Search the records for "value". Copy every line where it appears.

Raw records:
--------------------------------
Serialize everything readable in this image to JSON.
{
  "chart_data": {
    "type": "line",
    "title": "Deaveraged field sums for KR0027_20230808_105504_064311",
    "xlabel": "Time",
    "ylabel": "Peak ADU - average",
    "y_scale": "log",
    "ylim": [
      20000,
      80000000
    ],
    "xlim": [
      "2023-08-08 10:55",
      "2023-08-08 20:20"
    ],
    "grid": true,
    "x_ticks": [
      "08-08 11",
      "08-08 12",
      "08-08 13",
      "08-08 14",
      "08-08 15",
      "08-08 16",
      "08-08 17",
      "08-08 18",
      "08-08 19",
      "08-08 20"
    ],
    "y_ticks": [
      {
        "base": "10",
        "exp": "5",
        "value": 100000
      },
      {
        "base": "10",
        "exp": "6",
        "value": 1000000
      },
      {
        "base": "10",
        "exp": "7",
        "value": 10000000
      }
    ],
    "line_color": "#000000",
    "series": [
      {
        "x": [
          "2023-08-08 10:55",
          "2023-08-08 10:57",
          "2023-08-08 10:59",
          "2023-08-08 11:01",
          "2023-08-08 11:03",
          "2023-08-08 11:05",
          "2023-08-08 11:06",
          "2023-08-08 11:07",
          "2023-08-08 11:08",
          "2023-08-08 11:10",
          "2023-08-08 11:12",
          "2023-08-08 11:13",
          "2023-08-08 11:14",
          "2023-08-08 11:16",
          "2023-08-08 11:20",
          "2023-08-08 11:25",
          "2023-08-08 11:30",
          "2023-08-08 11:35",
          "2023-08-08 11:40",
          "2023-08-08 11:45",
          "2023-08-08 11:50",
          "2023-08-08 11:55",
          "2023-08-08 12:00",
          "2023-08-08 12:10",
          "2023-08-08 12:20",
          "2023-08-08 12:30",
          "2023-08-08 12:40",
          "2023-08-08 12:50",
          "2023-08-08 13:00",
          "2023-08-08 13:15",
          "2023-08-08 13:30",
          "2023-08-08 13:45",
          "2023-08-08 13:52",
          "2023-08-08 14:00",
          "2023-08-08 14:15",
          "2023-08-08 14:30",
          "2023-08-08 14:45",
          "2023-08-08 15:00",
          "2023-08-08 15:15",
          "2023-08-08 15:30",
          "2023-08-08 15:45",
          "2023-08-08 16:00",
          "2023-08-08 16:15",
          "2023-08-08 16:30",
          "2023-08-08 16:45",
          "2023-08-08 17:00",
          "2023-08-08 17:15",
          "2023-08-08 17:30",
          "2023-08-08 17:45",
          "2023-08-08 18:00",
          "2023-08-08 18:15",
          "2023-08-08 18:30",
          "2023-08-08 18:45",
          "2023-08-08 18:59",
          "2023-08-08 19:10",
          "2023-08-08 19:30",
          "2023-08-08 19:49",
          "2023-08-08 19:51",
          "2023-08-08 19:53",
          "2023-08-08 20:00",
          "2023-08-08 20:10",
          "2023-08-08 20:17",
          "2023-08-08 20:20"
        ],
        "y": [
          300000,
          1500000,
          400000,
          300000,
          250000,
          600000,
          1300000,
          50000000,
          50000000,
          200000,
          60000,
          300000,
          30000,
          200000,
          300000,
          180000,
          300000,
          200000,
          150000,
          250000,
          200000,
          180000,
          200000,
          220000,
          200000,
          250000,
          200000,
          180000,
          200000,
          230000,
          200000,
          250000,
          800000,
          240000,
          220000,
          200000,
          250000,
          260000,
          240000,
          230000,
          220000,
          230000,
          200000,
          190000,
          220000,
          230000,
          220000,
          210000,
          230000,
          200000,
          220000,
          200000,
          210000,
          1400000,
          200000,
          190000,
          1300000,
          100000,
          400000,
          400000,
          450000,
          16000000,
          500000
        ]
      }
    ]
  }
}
--------------------------------
» **Written solution**:
        "value": 100000
        "value": 1000000
        "value": 10000000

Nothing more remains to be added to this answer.